-- Begin The records --

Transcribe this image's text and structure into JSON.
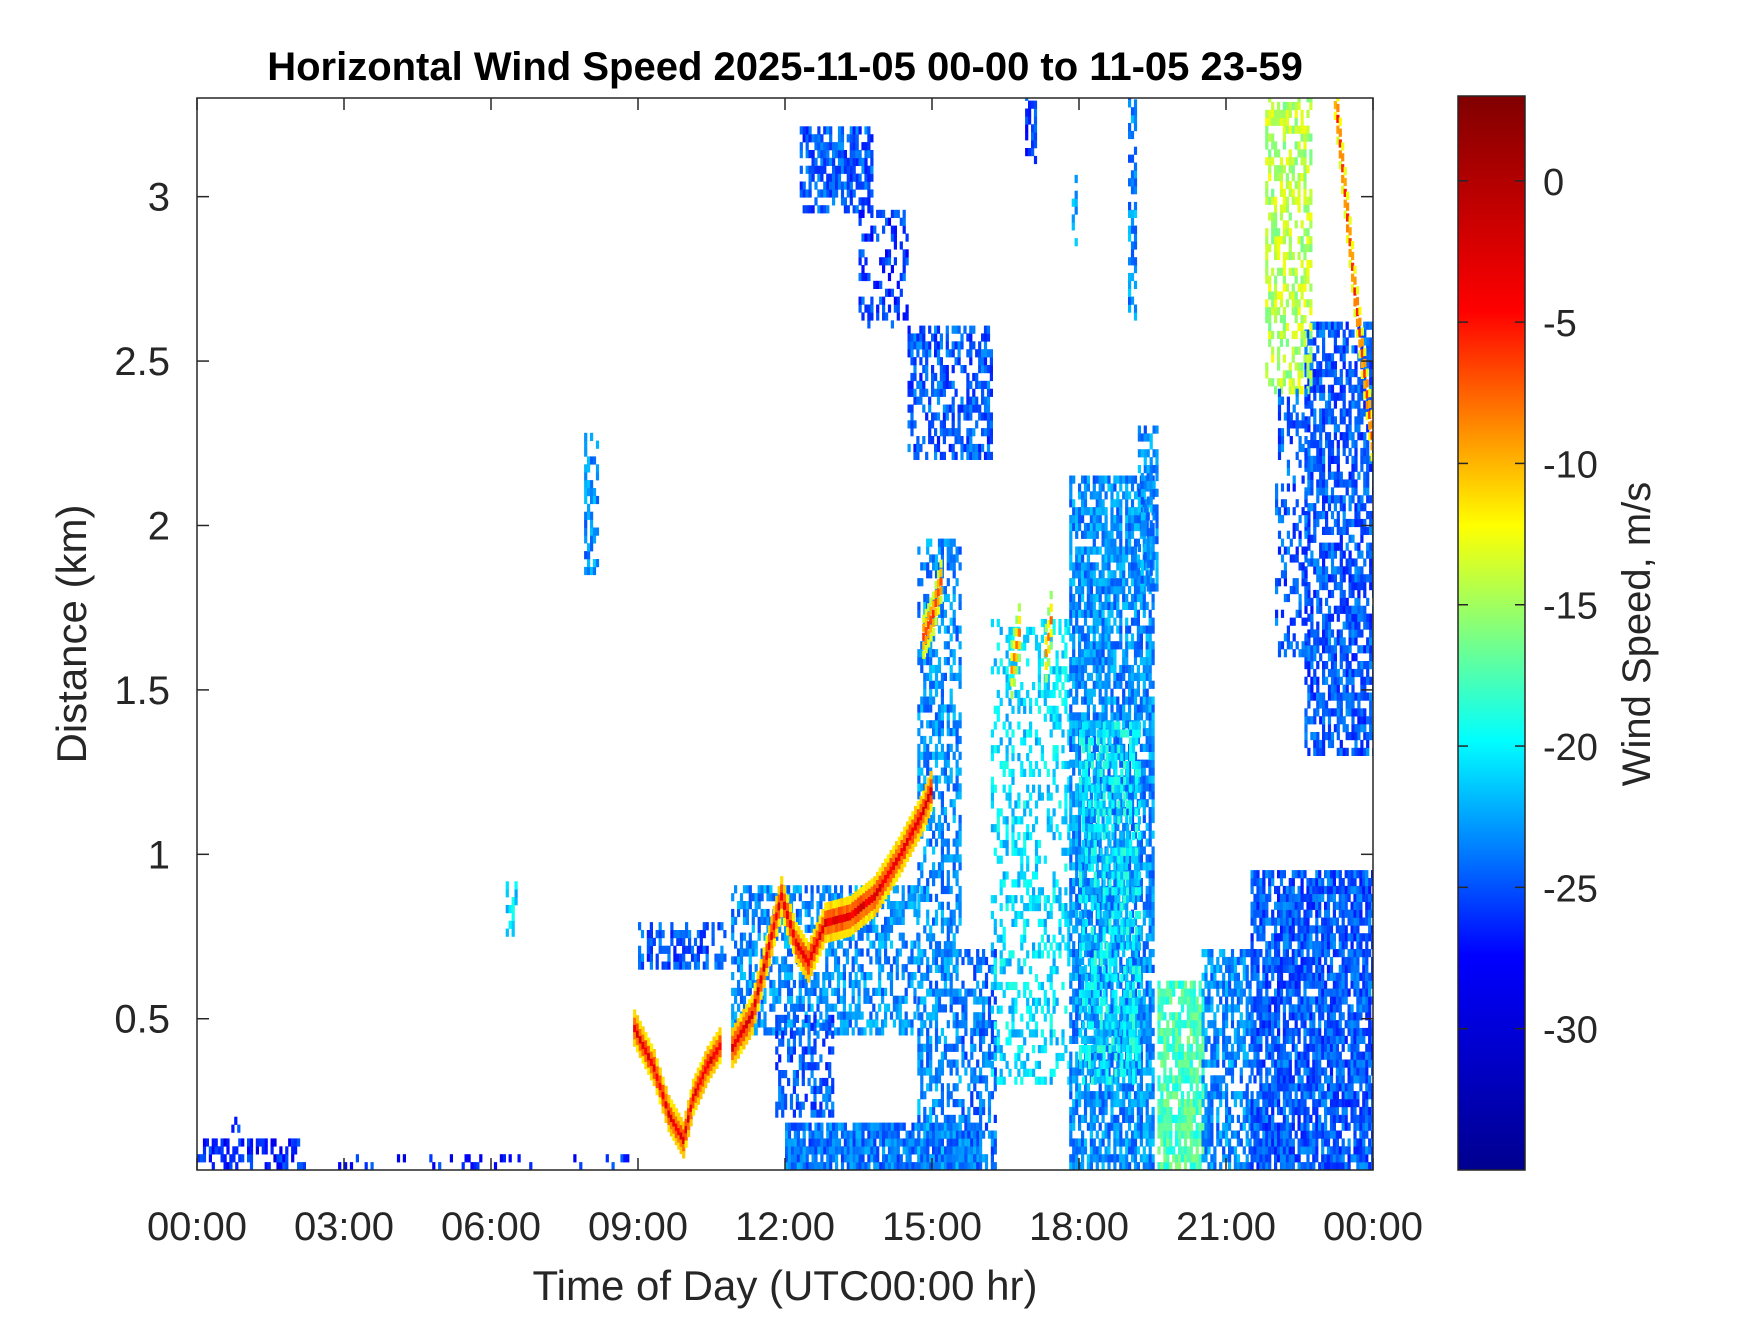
{
  "chart_data": {
    "type": "heatmap",
    "title": "Horizontal Wind Speed 2025-11-05 00-00 to 11-05 23-59",
    "xlabel": "Time of Day (UTC00:00 hr)",
    "ylabel": "Distance (km)",
    "colorbar_label": "Wind Speed, m/s",
    "xlim": [
      0,
      24
    ],
    "ylim": [
      0.04,
      3.3
    ],
    "clim": [
      -35,
      3
    ],
    "x_ticks": [
      0,
      3,
      6,
      9,
      12,
      15,
      18,
      21,
      24
    ],
    "x_tick_labels": [
      "00:00",
      "03:00",
      "06:00",
      "09:00",
      "12:00",
      "15:00",
      "18:00",
      "21:00",
      "00:00"
    ],
    "y_ticks": [
      0.5,
      1,
      1.5,
      2,
      2.5,
      3
    ],
    "y_tick_labels": [
      "0.5",
      "1",
      "1.5",
      "2",
      "2.5",
      "3"
    ],
    "colorbar_ticks": [
      0,
      -5,
      -10,
      -15,
      -20,
      -25,
      -30
    ],
    "colorbar_tick_labels": [
      "0",
      "-5",
      "-10",
      "-15",
      "-20",
      "-25",
      "-30"
    ],
    "colormap": "jet",
    "colormap_stops": [
      "#00008f",
      "#0000ff",
      "#00ffff",
      "#ffff00",
      "#ff0000",
      "#800000"
    ],
    "grid": false,
    "regions": [
      {
        "t0": 0.0,
        "t1": 2.1,
        "d0": 0.04,
        "d1": 0.13,
        "v": -29,
        "density": 0.5
      },
      {
        "t0": 0.7,
        "t1": 1.1,
        "d0": 0.13,
        "d1": 0.2,
        "v": -29,
        "density": 0.25
      },
      {
        "t0": 2.1,
        "t1": 8.8,
        "d0": 0.04,
        "d1": 0.07,
        "v": -29,
        "density": 0.12
      },
      {
        "t0": 7.9,
        "t1": 8.15,
        "d0": 1.85,
        "d1": 2.28,
        "v": -25,
        "density": 0.6
      },
      {
        "t0": 6.3,
        "t1": 6.5,
        "d0": 0.75,
        "d1": 0.9,
        "v": -22,
        "density": 0.5
      },
      {
        "t0": 9.0,
        "t1": 10.8,
        "d0": 0.65,
        "d1": 0.78,
        "v": -27,
        "density": 0.5
      },
      {
        "t0": 10.9,
        "t1": 14.7,
        "d0": 0.45,
        "d1": 0.9,
        "v": -25,
        "density": 0.55
      },
      {
        "t0": 11.8,
        "t1": 13.0,
        "d0": 0.2,
        "d1": 0.5,
        "v": -27,
        "density": 0.45
      },
      {
        "t0": 12.0,
        "t1": 16.0,
        "d0": 0.04,
        "d1": 0.16,
        "v": -26,
        "density": 0.9
      },
      {
        "t0": 12.3,
        "t1": 13.8,
        "d0": 2.95,
        "d1": 3.2,
        "v": -27,
        "density": 0.65
      },
      {
        "t0": 13.5,
        "t1": 14.5,
        "d0": 2.6,
        "d1": 2.95,
        "v": -28,
        "density": 0.4
      },
      {
        "t0": 14.5,
        "t1": 16.2,
        "d0": 2.2,
        "d1": 2.6,
        "v": -27,
        "density": 0.55
      },
      {
        "t0": 14.7,
        "t1": 15.6,
        "d0": 0.04,
        "d1": 1.95,
        "v": -25,
        "density": 0.5
      },
      {
        "t0": 15.6,
        "t1": 16.3,
        "d0": 0.04,
        "d1": 0.7,
        "v": -26,
        "density": 0.55
      },
      {
        "t0": 16.2,
        "t1": 17.8,
        "d0": 0.3,
        "d1": 1.7,
        "v": -22,
        "density": 0.35
      },
      {
        "t0": 16.9,
        "t1": 17.1,
        "d0": 3.1,
        "d1": 3.3,
        "v": -28,
        "density": 0.5
      },
      {
        "t0": 17.8,
        "t1": 19.5,
        "d0": 0.04,
        "d1": 2.15,
        "v": -25,
        "density": 0.75
      },
      {
        "t0": 18.0,
        "t1": 19.2,
        "d0": 0.3,
        "d1": 1.4,
        "v": -21,
        "density": 0.45
      },
      {
        "t0": 19.2,
        "t1": 19.6,
        "d0": 1.8,
        "d1": 2.3,
        "v": -25,
        "density": 0.6
      },
      {
        "t0": 19.6,
        "t1": 20.5,
        "d0": 0.04,
        "d1": 0.6,
        "v": -18,
        "density": 0.75
      },
      {
        "t0": 20.5,
        "t1": 21.5,
        "d0": 0.04,
        "d1": 0.7,
        "v": -25,
        "density": 0.6
      },
      {
        "t0": 21.5,
        "t1": 24.0,
        "d0": 0.04,
        "d1": 0.95,
        "v": -27,
        "density": 0.8
      },
      {
        "t0": 22.6,
        "t1": 24.0,
        "d0": 1.3,
        "d1": 2.6,
        "v": -27,
        "density": 0.65
      },
      {
        "t0": 21.8,
        "t1": 22.7,
        "d0": 2.4,
        "d1": 3.3,
        "v": -14,
        "density": 0.55
      },
      {
        "t0": 22.0,
        "t1": 22.6,
        "d0": 1.6,
        "d1": 2.4,
        "v": -27,
        "density": 0.35
      },
      {
        "t0": 19.0,
        "t1": 19.15,
        "d0": 2.6,
        "d1": 3.3,
        "v": -25,
        "density": 0.5
      },
      {
        "t0": 17.85,
        "t1": 17.95,
        "d0": 2.85,
        "d1": 3.05,
        "v": -24,
        "density": 0.6
      }
    ],
    "traces": [
      {
        "points": [
          [
            8.9,
            0.46
          ],
          [
            9.3,
            0.34
          ],
          [
            9.6,
            0.2
          ],
          [
            9.9,
            0.12
          ],
          [
            10.1,
            0.25
          ],
          [
            10.4,
            0.35
          ],
          [
            10.7,
            0.42
          ]
        ],
        "v": -1,
        "halfwidth": 0.04
      },
      {
        "points": [
          [
            10.9,
            0.4
          ],
          [
            11.3,
            0.5
          ],
          [
            11.6,
            0.68
          ],
          [
            11.9,
            0.86
          ],
          [
            12.2,
            0.72
          ],
          [
            12.45,
            0.66
          ],
          [
            12.8,
            0.78
          ],
          [
            13.3,
            0.8
          ],
          [
            13.8,
            0.86
          ],
          [
            14.3,
            0.98
          ],
          [
            14.8,
            1.12
          ],
          [
            15.0,
            1.2
          ]
        ],
        "v": -1,
        "halfwidth": 0.045
      },
      {
        "points": [
          [
            14.8,
            1.65
          ],
          [
            15.0,
            1.72
          ],
          [
            15.2,
            1.85
          ]
        ],
        "v": -4,
        "halfwidth": 0.05
      },
      {
        "points": [
          [
            23.2,
            3.3
          ],
          [
            23.4,
            3.0
          ],
          [
            23.6,
            2.7
          ],
          [
            23.8,
            2.45
          ],
          [
            24.0,
            2.2
          ]
        ],
        "v": -3,
        "halfwidth": 0.06
      },
      {
        "points": [
          [
            16.6,
            1.55
          ],
          [
            16.8,
            1.7
          ]
        ],
        "v": -6,
        "halfwidth": 0.07
      },
      {
        "points": [
          [
            17.3,
            1.6
          ],
          [
            17.45,
            1.75
          ]
        ],
        "v": -6,
        "halfwidth": 0.07
      }
    ]
  }
}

-- End The records --

§ **Exercise task**
Scan the material for lines with the word "Wind", and copy each line you find.

§ **Result below**
    "title": "Horizontal Wind Speed 2025-11-05 00-00 to 11-05 23-59",
    "colorbar_label": "Wind Speed, m/s",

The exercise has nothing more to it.